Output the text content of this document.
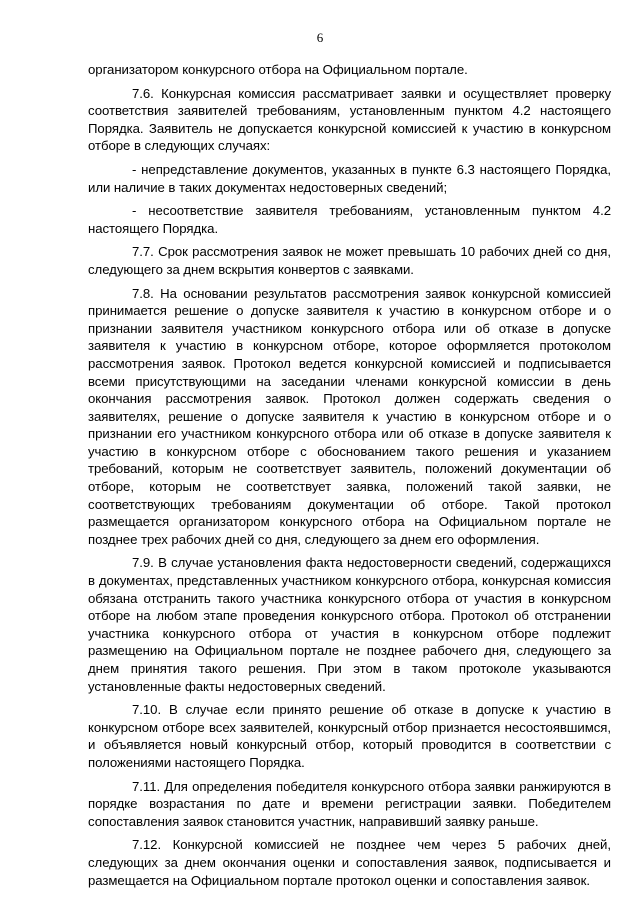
6

организатором конкурсного отбора на Официальном портале.

7.6. Конкурсная комиссия рассматривает заявки и осуществляет проверку соответствия заявителей требованиям, установленным пунктом 4.2 настоящего Порядка. Заявитель не допускается конкурсной комиссией к участию в конкурсном отборе в следующих случаях:

- непредставление документов, указанных в пункте 6.3 настоящего Порядка, или наличие в таких документах недостоверных сведений;

- несоответствие заявителя требованиям, установленным пунктом 4.2 настоящего Порядка.

7.7. Срок рассмотрения заявок не может превышать 10 рабочих дней со дня, следующего за днем вскрытия конвертов с заявками.

7.8. На основании результатов рассмотрения заявок конкурсной комиссией принимается решение о допуске заявителя к участию в конкурсном отборе и о признании заявителя участником конкурсного отбора или об отказе в допуске заявителя к участию в конкурсном отборе, которое оформляется протоколом рассмотрения заявок. Протокол ведется конкурсной комиссией и подписывается всеми присутствующими на заседании членами конкурсной комиссии в день окончания рассмотрения заявок. Протокол должен содержать сведения о заявителях, решение о допуске заявителя к участию в конкурсном отборе и о признании его участником конкурсного отбора или об отказе в допуске заявителя к участию в конкурсном отборе с обоснованием такого решения и указанием требований, которым не соответствует заявитель, положений документации об отборе, которым не соответствует заявка, положений такой заявки, не соответствующих требованиям документации об отборе. Такой протокол размещается организатором конкурсного отбора на Официальном портале не позднее трех рабочих дней со дня, следующего за днем его оформления.

7.9. В случае установления факта недостоверности сведений, содержащихся в документах, представленных участником конкурсного отбора, конкурсная комиссия обязана отстранить такого участника конкурсного отбора от участия в конкурсном отборе на любом этапе проведения конкурсного отбора. Протокол об отстранении участника конкурсного отбора от участия в конкурсном отборе подлежит размещению на Официальном портале не позднее рабочего дня, следующего за днем принятия такого решения. При этом в таком протоколе указываются установленные факты недостоверных сведений.

7.10. В случае если принято решение об отказе в допуске к участию в конкурсном отборе всех заявителей, конкурсный отбор признается несостоявшимся, и объявляется новый конкурсный отбор, который проводится в соответствии с положениями настоящего Порядка.

7.11. Для определения победителя конкурсного отбора заявки ранжируются в порядке возрастания по дате и времени регистрации заявки. Победителем сопоставления заявок становится участник, направивший заявку раньше.

7.12. Конкурсной комиссией не позднее чем через 5 рабочих дней, следующих за днем окончания оценки и сопоставления заявок, подписывается и размещается на Официальном портале протокол оценки и сопоставления заявок.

◆ EXERCISE PROMPT: Count the lines in the records above that contain the word "комиссия", and give only that number.

◆ REPLY TO THE EXERCISE: 2